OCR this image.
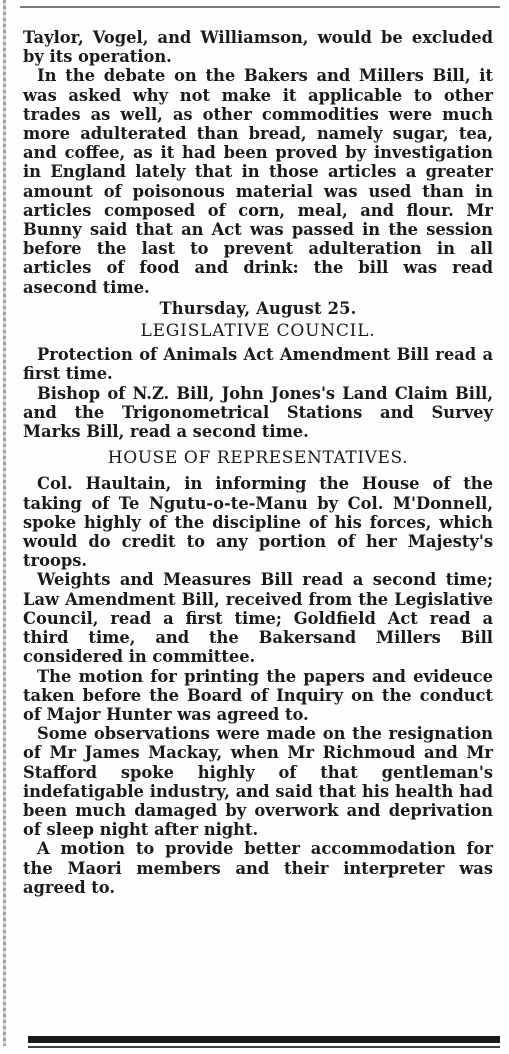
Taylor, Vogel, and Williamson, would be excluded by its operation.

In the debate on the Bakers and Millers Bill, it was asked why not make it applicable to other trades as well, as other commodities were much more adulterated than bread, namely sugar, tea, and coffee, as it had been proved by investigation in England lately that in those articles a greater amount of poisonous material was used than in articles composed of corn, meal, and flour. Mr Bunny said that an Act was passed in the session before the last to prevent adulteration in all articles of food and drink: the bill was read asecond time.

Thursday, August 25.

LEGISLATIVE COUNCIL.

Protection of Animals Act Amendment Bill read a first time.

Bishop of N.Z. Bill, John Jones's Land Claim Bill, and the Trigonometrical Stations and Survey Marks Bill, read a second time.

HOUSE OF REPRESENTATIVES.

Col. Haultain, in informing the House of the taking of Te Ngutu-o-te-Manu by Col. M'Donnell, spoke highly of the discipline of his forces, which would do credit to any portion of her Majesty's troops.

Weights and Measures Bill read a second time; Law Amendment Bill, received from the Legislative Council, read a first time; Goldfield Act read a third time, and the Bakersand Millers Bill considered in committee.

The motion for printing the papers and evideuce taken before the Board of Inquiry on the conduct of Major Hunter was agreed to.

Some observations were made on the resignation of Mr James Mackay, when Mr Richmoud and Mr Stafford spoke highly of that gentleman's indefatigable industry, and said that his health had been much damaged by overwork and deprivation of sleep night after night.

A motion to provide better accommodation for the Maori members and their interpreter was agreed to.
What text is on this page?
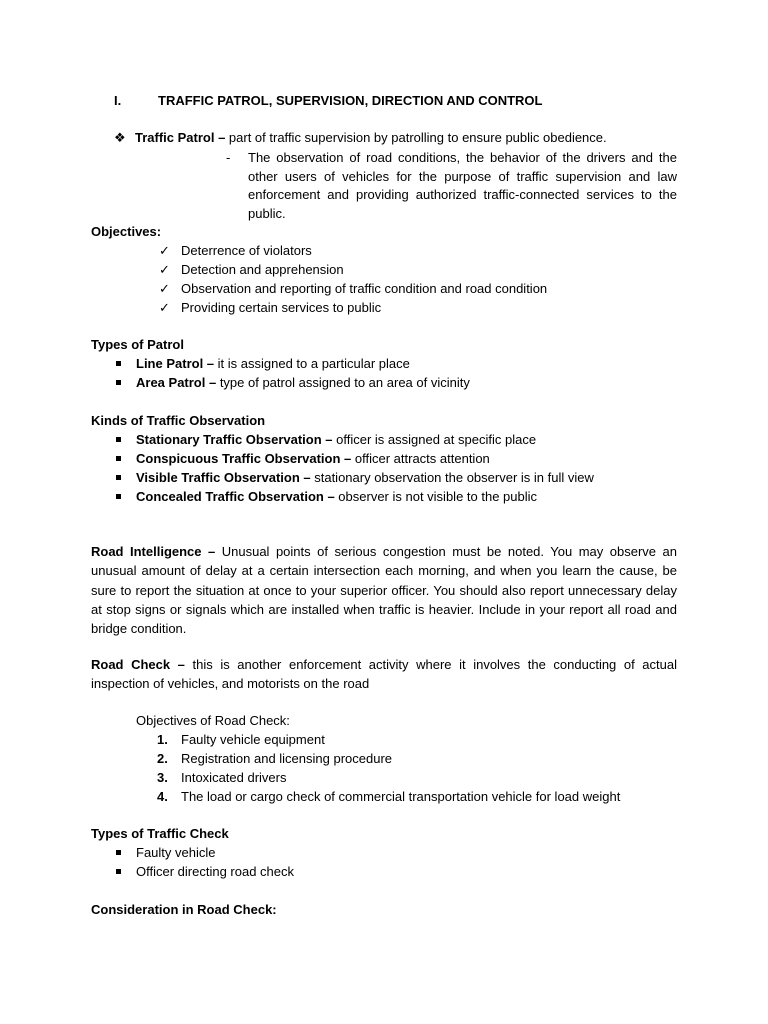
I.	TRAFFIC PATROL, SUPERVISION, DIRECTION AND CONTROL
❖ Traffic Patrol – part of traffic supervision by patrolling to ensure public obedience.
- The observation of road conditions, the behavior of the drivers and the other users of vehicles for the purpose of traffic supervision and law enforcement and providing authorized traffic-connected services to the public.
Objectives:
✓ Deterrence of violators
✓ Detection and apprehension
✓ Observation and reporting of traffic condition and road condition
✓ Providing certain services to public
Types of Patrol
Line Patrol – it is assigned to a particular place
Area Patrol – type of patrol assigned to an area of vicinity
Kinds of Traffic Observation
Stationary Traffic Observation – officer is assigned at specific place
Conspicuous Traffic Observation – officer attracts attention
Visible Traffic Observation – stationary observation the observer is in full view
Concealed Traffic Observation – observer is not visible to the public
Road Intelligence – Unusual points of serious congestion must be noted. You may observe an unusual amount of delay at a certain intersection each morning, and when you learn the cause, be sure to report the situation at once to your superior officer. You should also report unnecessary delay at stop signs or signals which are installed when traffic is heavier. Include in your report all road and bridge condition.
Road Check – this is another enforcement activity where it involves the conducting of actual inspection of vehicles, and motorists on the road
Objectives of Road Check:
1. Faulty vehicle equipment
2. Registration and licensing procedure
3. Intoxicated drivers
4. The load or cargo check of commercial transportation vehicle for load weight
Types of Traffic Check
Faulty vehicle
Officer directing road check
Consideration in Road Check:
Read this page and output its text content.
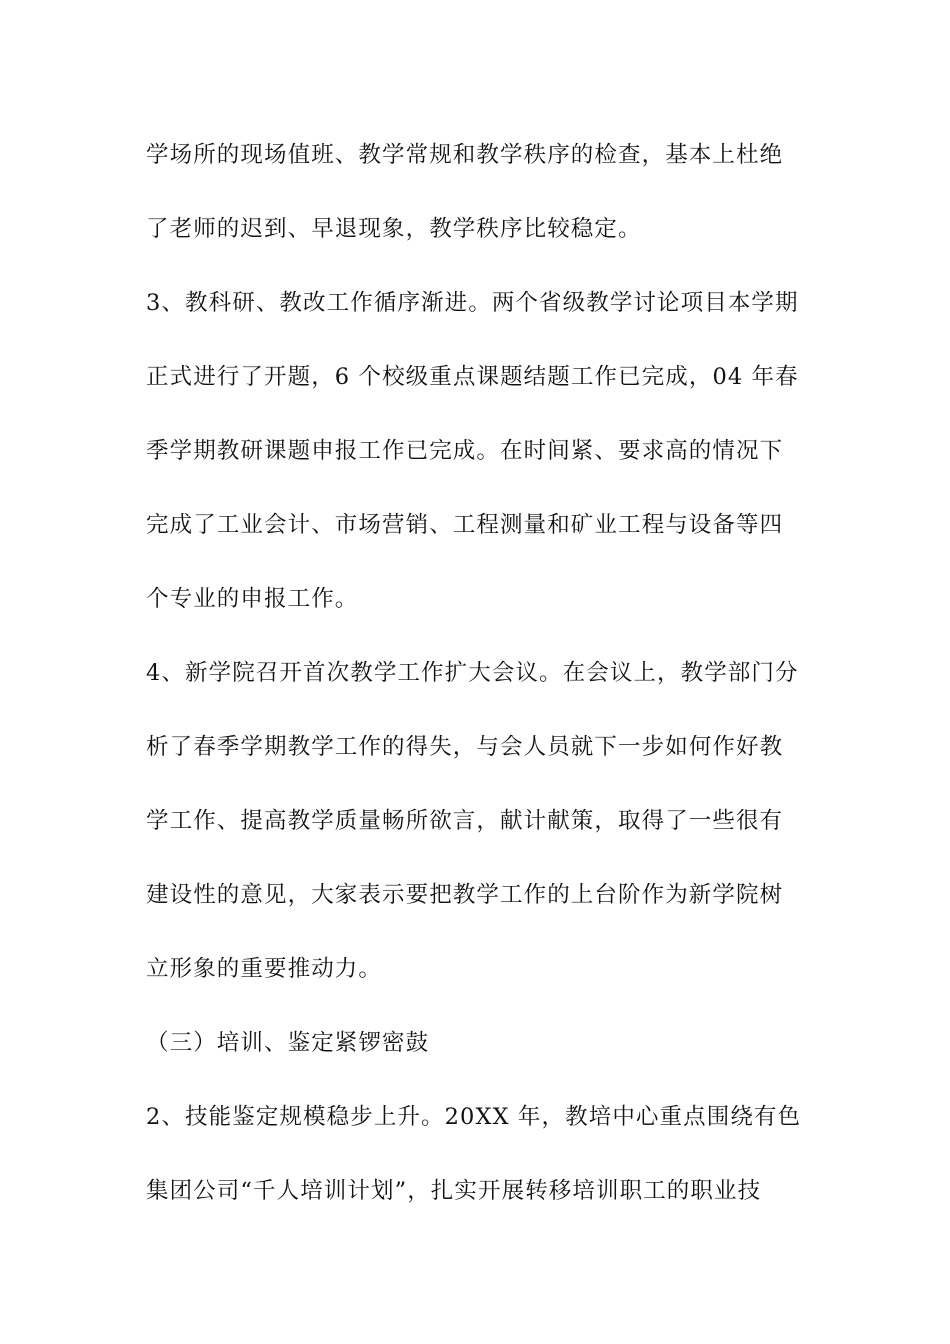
学场所的现场值班、教学常规和教学秩序的检查，基本上杜绝
了老师的迟到、早退现象，教学秩序比较稳定。
3、教科研、教改工作循序渐进。两个省级教学讨论项目本学期
正式进行了开题，6 个校级重点课题结题工作已完成，04 年春
季学期教研课题申报工作已完成。在时间紧、要求高的情况下
完成了工业会计、市场营销、工程测量和矿业工程与设备等四
个专业的申报工作。
4、新学院召开首次教学工作扩大会议。在会议上，教学部门分
析了春季学期教学工作的得失，与会人员就下一步如何作好教
学工作、提高教学质量畅所欲言，献计献策，取得了一些很有
建设性的意见，大家表示要把教学工作的上台阶作为新学院树
立形象的重要推动力。
（三）培训、鉴定紧锣密鼓
2、技能鉴定规模稳步上升。20XX 年，教培中心重点围绕有色
集团公司“千人培训计划”，扎实开展转移培训职工的职业技
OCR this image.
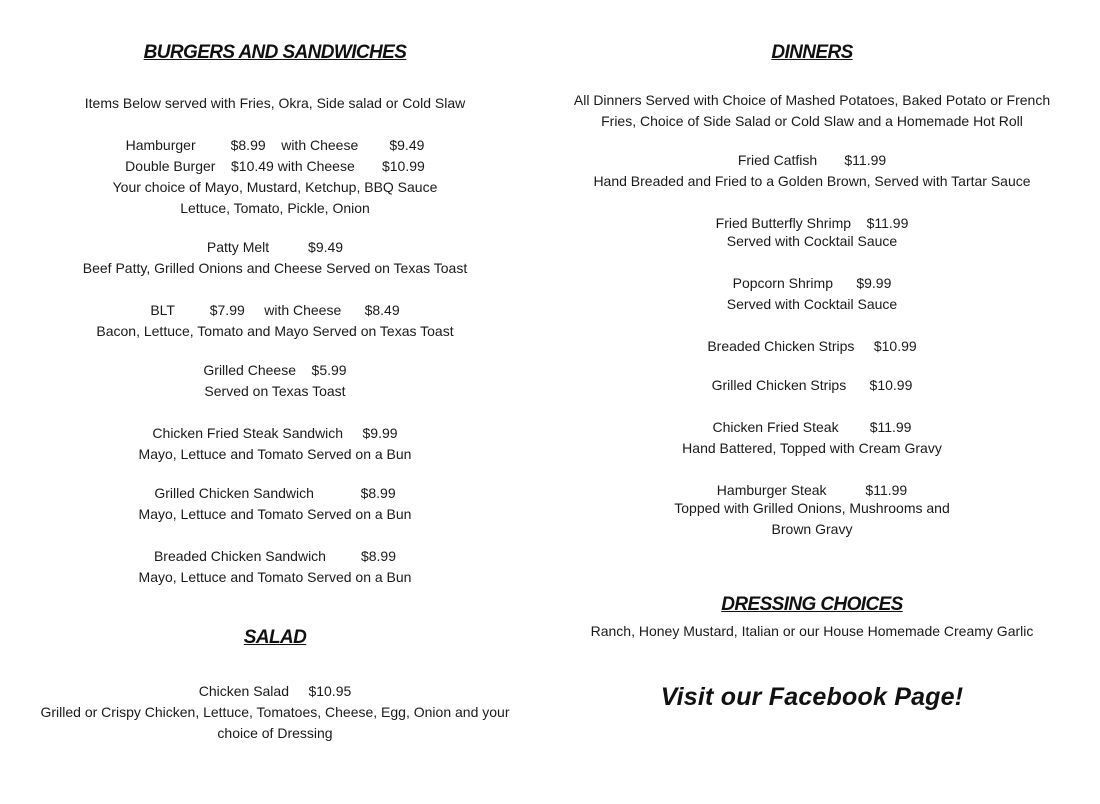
BURGERS AND SANDWICHES
Items Below served with Fries, Okra, Side salad or Cold Slaw
Hamburger         $8.99    with Cheese        $9.49
Double Burger    $10.49 with Cheese       $10.99
Your choice of Mayo, Mustard, Ketchup, BBQ Sauce
Lettuce, Tomato, Pickle, Onion
Patty Melt          $9.49
Beef Patty, Grilled Onions and Cheese Served on Texas Toast
BLT         $7.99     with Cheese      $8.49
Bacon, Lettuce, Tomato and Mayo Served on Texas Toast
Grilled Cheese    $5.99
Served on Texas Toast
Chicken Fried Steak Sandwich     $9.99
Mayo, Lettuce and Tomato Served on a Bun
Grilled Chicken Sandwich            $8.99
Mayo, Lettuce and Tomato Served on a Bun
Breaded Chicken Sandwich         $8.99
Mayo, Lettuce and Tomato Served on a Bun
SALAD
Chicken Salad     $10.95
Grilled or Crispy Chicken, Lettuce, Tomatoes, Cheese, Egg, Onion and your choice of Dressing
DINNERS
All Dinners Served with Choice of Mashed Potatoes, Baked Potato or French Fries, Choice of Side Salad or Cold Slaw and a Homemade Hot Roll
Fried Catfish       $11.99
Hand Breaded and Fried to a Golden Brown, Served with Tartar Sauce
Fried Butterfly Shrimp    $11.99
Served with Cocktail Sauce
Popcorn Shrimp      $9.99
Served with Cocktail Sauce
Breaded Chicken Strips     $10.99
Grilled Chicken Strips      $10.99
Chicken Fried Steak        $11.99
Hand Battered, Topped with Cream Gravy
Hamburger Steak          $11.99
Topped with Grilled Onions, Mushrooms and Brown Gravy
DRESSING CHOICES
Ranch, Honey Mustard, Italian or our House Homemade Creamy Garlic
Visit our Facebook Page!
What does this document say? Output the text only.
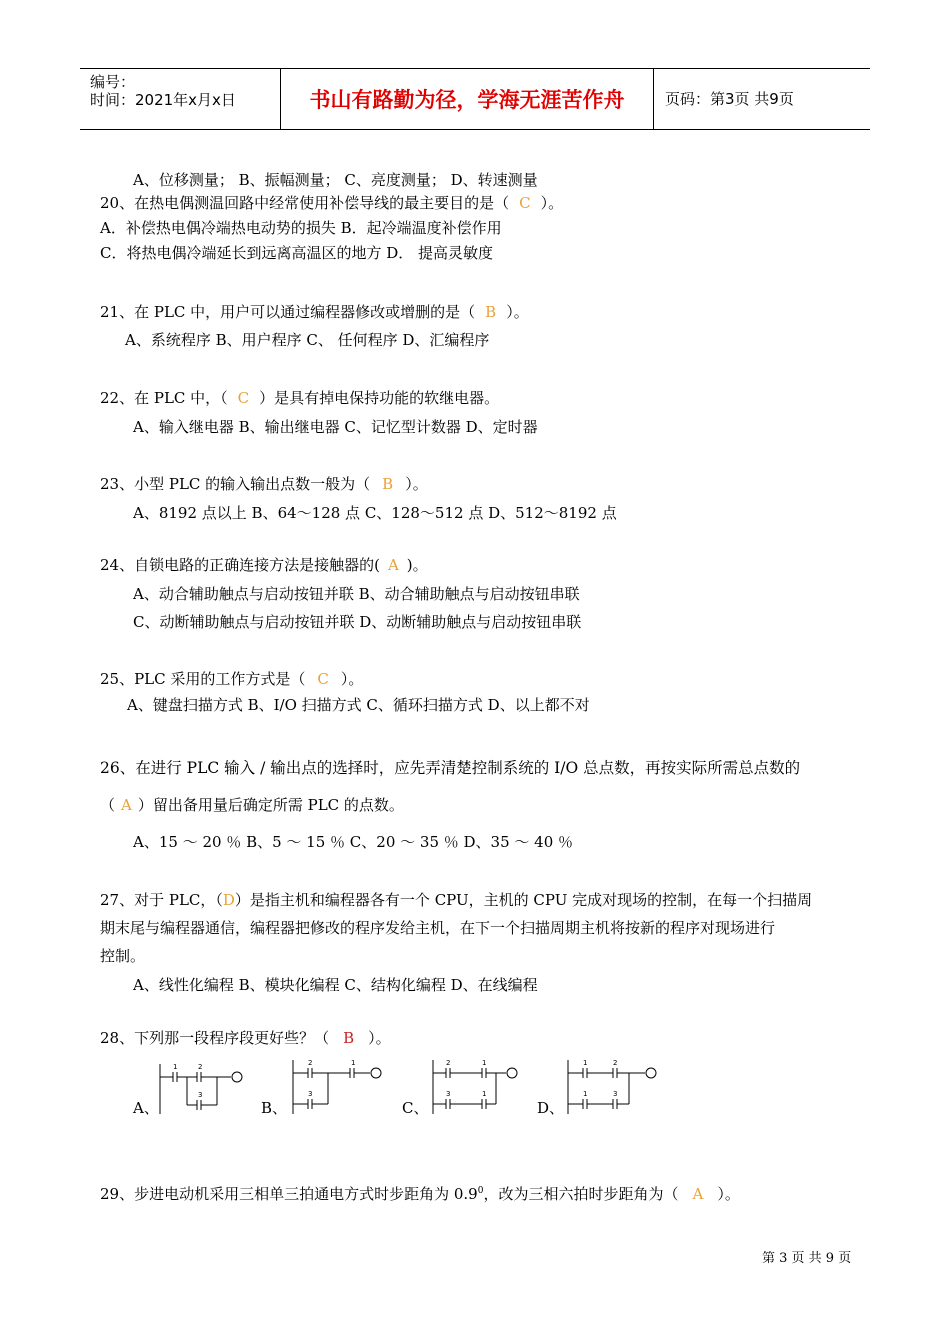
编号：
时间：2021年x月x日	书山有路勤为径，学海无涯苦作舟	页码：第3页 共9页
A、位移测量； B、振幅测量； C、亮度测量； D、转速测量
20、在热电偶测温回路中经常使用补偿导线的最主要目的是（ C ）。
A．补偿热电偶冷端热电动势的损失 B．起冷端温度补偿作用
C．将热电偶冷端延长到远离高温区的地方 D． 提高灵敏度
21、在 PLC 中，用户可以通过编程器修改或增删的是（ B ）。
A、系统程序 B、用户程序 C、 任何程序 D、汇编程序
22、在 PLC 中，（ C ）是具有掉电保持功能的软继电器。
A、输入继电器 B、输出继电器 C、记忆型计数器 D、定时器
23、小型 PLC 的输入输出点数一般为（ B ）。
A、8192 点以上 B、64～128 点 C、128～512 点 D、512～8192 点
24、自锁电路的正确连接方法是接触器的( A )。
A、动合辅助触点与启动按钮并联 B、动合辅助触点与启动按钮串联
C、动断辅助触点与启动按钮并联 D、动断辅助触点与启动按钮串联
25、PLC 采用的工作方式是（ C ）。
A、键盘扫描方式 B、I/O 扫描方式 C、循环扫描方式 D、以上都不对
26、在进行 PLC 输入 / 输出点的选择时，应先弄清楚控制系统的 I/O 总点数，再按实际所需总点数的
（ A ）留出备用量后确定所需 PLC 的点数。
A、15 ～ 20 ％ B、5 ～ 15 ％ C、20 ～ 35 ％ D、35 ～ 40 ％
27、对于 PLC，（D）是指主机和编程器各有一个 CPU，主机的 CPU 完成对现场的控制，在每一个扫描周
期末尾与编程器通信，编程器把修改的程序发给主机，在下一个扫描周期主机将按新的程序对现场进行
控制。
A、线性化编程 B、模块化编程 C、结构化编程 D、在线编程
28、下列那一段程序段更好些？（ B ）。
A、	B、	C、	D、
1	2
3
2	1
3
2	1
3	1
1	2
1	3
29、步进电动机采用三相单三拍通电方式时步距角为 $0.9^0$，改为三相六拍时步距角为（ A ）。
第 3 页 共 9 页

::::::::

## Goal of the exercise
Retype the records above exactly, starting at the line that contains "What does this" and going through the last line, and leave out any pictures.

## Solution
What does this document say? Output the text only.
编号：
时间：2021年x月x日	书山有路勤为径，学海无涯苦作舟	页码：第3页 共9页
A、位移测量； B、振幅测量； C、亮度测量； D、转速测量
20、在热电偶测温回路中经常使用补偿导线的最主要目的是（ C ）。
A．补偿热电偶冷端热电动势的损失 B．起冷端温度补偿作用
C．将热电偶冷端延长到远离高温区的地方 D． 提高灵敏度
21、在 PLC 中，用户可以通过编程器修改或增删的是（ B ）。
A、系统程序 B、用户程序 C、 任何程序 D、汇编程序
22、在 PLC 中，（ C ）是具有掉电保持功能的软继电器。
A、输入继电器 B、输出继电器 C、记忆型计数器 D、定时器
23、小型 PLC 的输入输出点数一般为（ B ）。
A、8192 点以上 B、64～128 点 C、128～512 点 D、512～8192 点
24、自锁电路的正确连接方法是接触器的( A )。
A、动合辅助触点与启动按钮并联 B、动合辅助触点与启动按钮串联
C、动断辅助触点与启动按钮并联 D、动断辅助触点与启动按钮串联
25、PLC 采用的工作方式是（ C ）。
A、键盘扫描方式 B、I/O 扫描方式 C、循环扫描方式 D、以上都不对
26、在进行 PLC 输入 / 输出点的选择时，应先弄清楚控制系统的 I/O 总点数，再按实际所需总点数的
（ A ）留出备用量后确定所需 PLC 的点数。
A、15 ～ 20 ％ B、5 ～ 15 ％ C、20 ～ 35 ％ D、35 ～ 40 ％
27、对于 PLC，（D）是指主机和编程器各有一个 CPU，主机的 CPU 完成对现场的控制，在每一个扫描周
期末尾与编程器通信，编程器把修改的程序发给主机，在下一个扫描周期主机将按新的程序对现场进行
控制。
A、线性化编程 B、模块化编程 C、结构化编程 D、在线编程
28、下列那一段程序段更好些？（ B ）。
A、	B、	C、	D、
1	2
3
2	1
3
2	1
3	1
1	2
1	3
29、步进电动机采用三相单三拍通电方式时步距角为 $0.9^0$，改为三相六拍时步距角为（ A ）。
第 3 页 共 9 页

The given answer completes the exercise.